WRITTEN EXERCISE: Provide an exact transcription of all the records.

RECORDS TO USE:
=====

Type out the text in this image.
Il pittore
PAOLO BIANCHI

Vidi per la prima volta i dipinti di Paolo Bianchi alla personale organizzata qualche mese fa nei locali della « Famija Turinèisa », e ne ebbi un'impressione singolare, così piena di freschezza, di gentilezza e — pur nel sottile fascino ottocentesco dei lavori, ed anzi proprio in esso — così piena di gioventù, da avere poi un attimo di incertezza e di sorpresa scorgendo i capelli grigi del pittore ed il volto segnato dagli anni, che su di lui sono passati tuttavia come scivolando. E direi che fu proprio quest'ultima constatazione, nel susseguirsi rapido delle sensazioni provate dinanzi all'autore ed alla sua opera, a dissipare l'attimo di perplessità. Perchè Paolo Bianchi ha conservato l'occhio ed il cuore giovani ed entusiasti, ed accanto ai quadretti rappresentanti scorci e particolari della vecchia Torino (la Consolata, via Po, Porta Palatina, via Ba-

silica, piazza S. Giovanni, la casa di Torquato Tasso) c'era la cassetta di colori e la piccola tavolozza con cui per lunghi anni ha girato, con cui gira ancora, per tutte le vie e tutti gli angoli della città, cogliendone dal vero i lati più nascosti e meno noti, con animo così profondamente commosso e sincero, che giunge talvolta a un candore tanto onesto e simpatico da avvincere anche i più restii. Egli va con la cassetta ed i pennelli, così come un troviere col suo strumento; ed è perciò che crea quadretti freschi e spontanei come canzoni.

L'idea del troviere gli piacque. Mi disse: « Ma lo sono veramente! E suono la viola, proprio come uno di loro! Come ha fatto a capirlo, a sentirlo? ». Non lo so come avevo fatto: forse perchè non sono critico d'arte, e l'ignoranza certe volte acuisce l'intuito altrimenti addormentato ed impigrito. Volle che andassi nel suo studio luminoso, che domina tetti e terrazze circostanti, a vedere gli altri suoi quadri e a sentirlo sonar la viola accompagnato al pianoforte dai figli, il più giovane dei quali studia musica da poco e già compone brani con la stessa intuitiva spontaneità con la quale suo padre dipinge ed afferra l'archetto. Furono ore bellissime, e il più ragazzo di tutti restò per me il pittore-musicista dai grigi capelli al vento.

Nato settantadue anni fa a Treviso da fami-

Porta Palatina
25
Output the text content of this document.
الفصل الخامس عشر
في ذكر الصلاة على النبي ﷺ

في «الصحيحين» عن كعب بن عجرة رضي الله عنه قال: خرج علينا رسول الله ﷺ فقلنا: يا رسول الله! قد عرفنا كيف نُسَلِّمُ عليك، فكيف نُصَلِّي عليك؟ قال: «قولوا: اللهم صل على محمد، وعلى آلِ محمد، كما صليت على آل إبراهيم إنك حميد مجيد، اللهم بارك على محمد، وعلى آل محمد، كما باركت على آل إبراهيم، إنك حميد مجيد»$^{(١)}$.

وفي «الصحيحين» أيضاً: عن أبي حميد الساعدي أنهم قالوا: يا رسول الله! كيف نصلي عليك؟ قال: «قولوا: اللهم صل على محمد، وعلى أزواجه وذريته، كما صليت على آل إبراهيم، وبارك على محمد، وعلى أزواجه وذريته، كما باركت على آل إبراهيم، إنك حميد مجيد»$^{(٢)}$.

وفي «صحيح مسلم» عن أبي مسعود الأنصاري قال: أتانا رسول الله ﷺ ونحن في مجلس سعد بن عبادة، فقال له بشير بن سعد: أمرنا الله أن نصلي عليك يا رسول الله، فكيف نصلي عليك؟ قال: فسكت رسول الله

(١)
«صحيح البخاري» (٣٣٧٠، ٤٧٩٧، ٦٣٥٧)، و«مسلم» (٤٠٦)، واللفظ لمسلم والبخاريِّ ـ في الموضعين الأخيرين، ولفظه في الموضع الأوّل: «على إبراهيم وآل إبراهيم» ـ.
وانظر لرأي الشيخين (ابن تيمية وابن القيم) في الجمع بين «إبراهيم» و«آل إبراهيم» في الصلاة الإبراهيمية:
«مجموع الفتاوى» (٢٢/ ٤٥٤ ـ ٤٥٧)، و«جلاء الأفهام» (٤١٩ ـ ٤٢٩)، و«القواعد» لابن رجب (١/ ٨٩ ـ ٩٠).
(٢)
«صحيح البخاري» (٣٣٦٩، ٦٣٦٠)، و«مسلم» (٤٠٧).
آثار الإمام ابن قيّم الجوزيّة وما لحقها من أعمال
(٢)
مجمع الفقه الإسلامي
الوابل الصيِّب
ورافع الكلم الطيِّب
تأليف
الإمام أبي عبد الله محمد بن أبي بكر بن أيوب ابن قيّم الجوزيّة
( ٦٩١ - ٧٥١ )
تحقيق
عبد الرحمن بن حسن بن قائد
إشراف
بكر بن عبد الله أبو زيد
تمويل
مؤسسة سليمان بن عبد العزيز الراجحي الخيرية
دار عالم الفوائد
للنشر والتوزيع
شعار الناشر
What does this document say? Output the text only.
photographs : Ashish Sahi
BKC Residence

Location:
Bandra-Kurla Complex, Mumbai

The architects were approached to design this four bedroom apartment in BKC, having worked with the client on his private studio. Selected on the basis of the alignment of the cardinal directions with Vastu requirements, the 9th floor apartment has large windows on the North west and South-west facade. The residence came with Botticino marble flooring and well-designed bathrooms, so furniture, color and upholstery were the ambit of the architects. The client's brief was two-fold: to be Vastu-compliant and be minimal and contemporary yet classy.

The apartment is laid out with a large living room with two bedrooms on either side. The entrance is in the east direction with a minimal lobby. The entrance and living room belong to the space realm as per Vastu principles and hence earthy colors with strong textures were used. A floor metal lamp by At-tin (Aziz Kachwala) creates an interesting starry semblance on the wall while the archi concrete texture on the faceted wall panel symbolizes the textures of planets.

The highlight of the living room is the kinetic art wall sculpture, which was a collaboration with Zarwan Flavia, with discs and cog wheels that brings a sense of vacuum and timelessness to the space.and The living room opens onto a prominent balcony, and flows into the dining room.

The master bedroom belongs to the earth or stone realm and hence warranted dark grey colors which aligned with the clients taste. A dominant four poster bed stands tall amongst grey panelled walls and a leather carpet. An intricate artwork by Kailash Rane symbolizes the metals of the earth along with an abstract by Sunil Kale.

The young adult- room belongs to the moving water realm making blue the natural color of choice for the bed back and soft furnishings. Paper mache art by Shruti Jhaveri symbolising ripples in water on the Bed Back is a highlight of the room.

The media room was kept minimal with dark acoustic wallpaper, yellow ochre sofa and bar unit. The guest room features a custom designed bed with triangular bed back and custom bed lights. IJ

=====

RESPONSE TO THIS TASK:
Type out the text in this image.
Il pittore
PAOLO BIANCHI

Vidi per la prima volta i dipinti di Paolo Bianchi alla personale organizzata qualche mese fa nei locali della « Famija Turinèisa », e ne ebbi un'impressione singolare, così piena di freschezza, di gentilezza e — pur nel sottile fascino ottocentesco dei lavori, ed anzi proprio in esso — così piena di gioventù, da avere poi un attimo di incertezza e di sorpresa scorgendo i capelli grigi del pittore ed il volto segnato dagli anni, che su di lui sono passati tuttavia come scivolando. E direi che fu proprio quest'ultima constatazione, nel susseguirsi rapido delle sensazioni provate dinanzi all'autore ed alla sua opera, a dissipare l'attimo di perplessità. Perchè Paolo Bianchi ha conservato l'occhio ed il cuore giovani ed entusiasti, ed accanto ai quadretti rappresentanti scorci e particolari della vecchia Torino (la Consolata, via Po, Porta Palatina, via Ba-

silica, piazza S. Giovanni, la casa di Torquato Tasso) c'era la cassetta di colori e la piccola tavolozza con cui per lunghi anni ha girato, con cui gira ancora, per tutte le vie e tutti gli angoli della città, cogliendone dal vero i lati più nascosti e meno noti, con animo così profondamente commosso e sincero, che giunge talvolta a un candore tanto onesto e simpatico da avvincere anche i più restii. Egli va con la cassetta ed i pennelli, così come un troviere col suo strumento; ed è perciò che crea quadretti freschi e spontanei come canzoni.

L'idea del troviere gli piacque. Mi disse: « Ma lo sono veramente! E suono la viola, proprio come uno di loro! Come ha fatto a capirlo, a sentirlo? ». Non lo so come avevo fatto: forse perchè non sono critico d'arte, e l'ignoranza certe volte acuisce l'intuito altrimenti addormentato ed impigrito. Volle che andassi nel suo studio luminoso, che domina tetti e terrazze circostanti, a vedere gli altri suoi quadri e a sentirlo sonar la viola accompagnato al pianoforte dai figli, il più giovane dei quali studia musica da poco e già compone brani con la stessa intuitiva spontaneità con la quale suo padre dipinge ed afferra l'archetto. Furono ore bellissime, e il più ragazzo di tutti restò per me il pittore-musicista dai grigi capelli al vento.

Nato settantadue anni fa a Treviso da fami-

Porta Palatina
25
Output the text content of this document.
الفصل الخامس عشر
في ذكر الصلاة على النبي ﷺ

في «الصحيحين» عن كعب بن عجرة رضي الله عنه قال: خرج علينا رسول الله ﷺ فقلنا: يا رسول الله! قد عرفنا كيف نُسَلِّمُ عليك، فكيف نُصَلِّي عليك؟ قال: «قولوا: اللهم صل على محمد، وعلى آلِ محمد، كما صليت على آل إبراهيم إنك حميد مجيد، اللهم بارك على محمد، وعلى آل محمد، كما باركت على آل إبراهيم، إنك حميد مجيد»$^{(١)}$.

وفي «الصحيحين» أيضاً: عن أبي حميد الساعدي أنهم قالوا: يا رسول الله! كيف نصلي عليك؟ قال: «قولوا: اللهم صل على محمد، وعلى أزواجه وذريته، كما صليت على آل إبراهيم، وبارك على محمد، وعلى أزواجه وذريته، كما باركت على آل إبراهيم، إنك حميد مجيد»$^{(٢)}$.

وفي «صحيح مسلم» عن أبي مسعود الأنصاري قال: أتانا رسول الله ﷺ ونحن في مجلس سعد بن عبادة، فقال له بشير بن سعد: أمرنا الله أن نصلي عليك يا رسول الله، فكيف نصلي عليك؟ قال: فسكت رسول الله

(١)
«صحيح البخاري» (٣٣٧٠، ٤٧٩٧، ٦٣٥٧)، و«مسلم» (٤٠٦)، واللفظ لمسلم والبخاريِّ ـ في الموضعين الأخيرين، ولفظه في الموضع الأوّل: «على إبراهيم وآل إبراهيم» ـ.
وانظر لرأي الشيخين (ابن تيمية وابن القيم) في الجمع بين «إبراهيم» و«آل إبراهيم» في الصلاة الإبراهيمية:
«مجموع الفتاوى» (٢٢/ ٤٥٤ ـ ٤٥٧)، و«جلاء الأفهام» (٤١٩ ـ ٤٢٩)، و«القواعد» لابن رجب (١/ ٨٩ ـ ٩٠).
(٢)
«صحيح البخاري» (٣٣٦٩، ٦٣٦٠)، و«مسلم» (٤٠٧).
آثار الإمام ابن قيّم الجوزيّة وما لحقها من أعمال
(٢)
مجمع الفقه الإسلامي
الوابل الصيِّب
ورافع الكلم الطيِّب
تأليف
الإمام أبي عبد الله محمد بن أبي بكر بن أيوب ابن قيّم الجوزيّة
( ٦٩١ - ٧٥١ )
تحقيق
عبد الرحمن بن حسن بن قائد
إشراف
بكر بن عبد الله أبو زيد
تمويل
مؤسسة سليمان بن عبد العزيز الراجحي الخيرية
دار عالم الفوائد
للنشر والتوزيع
شعار الناشر
What does this document say? Output the text only.
photographs : Ashish Sahi
BKC Residence

Location:
Bandra-Kurla Complex, Mumbai

The architects were approached to design this four bedroom apartment in BKC, having worked with the client on his private studio. Selected on the basis of the alignment of the cardinal directions with Vastu requirements, the 9th floor apartment has large windows on the North west and South-west facade. The residence came with Botticino marble flooring and well-designed bathrooms, so furniture, color and upholstery were the ambit of the architects. The client's brief was two-fold: to be Vastu-compliant and be minimal and contemporary yet classy.

The apartment is laid out with a large living room with two bedrooms on either side. The entrance is in the east direction with a minimal lobby. The entrance and living room belong to the space realm as per Vastu principles and hence earthy colors with strong textures were used. A floor metal lamp by At-tin (Aziz Kachwala) creates an interesting starry semblance on the wall while the archi concrete texture on the faceted wall panel symbolizes the textures of planets.

The highlight of the living room is the kinetic art wall sculpture, which was a collaboration with Zarwan Flavia, with discs and cog wheels that brings a sense of vacuum and timelessness to the space.and The living room opens onto a prominent balcony, and flows into the dining room.

The master bedroom belongs to the earth or stone realm and hence warranted dark grey colors which aligned with the clients taste. A dominant four poster bed stands tall amongst grey panelled walls and a leather carpet. An intricate artwork by Kailash Rane symbolizes the metals of the earth along with an abstract by Sunil Kale.

The young adult- room belongs to the moving water realm making blue the natural color of choice for the bed back and soft furnishings. Paper mache art by Shruti Jhaveri symbolising ripples in water on the Bed Back is a highlight of the room.

The media room was kept minimal with dark acoustic wallpaper, yellow ochre sofa and bar unit. The guest room features a custom designed bed with triangular bed back and custom bed lights. IJ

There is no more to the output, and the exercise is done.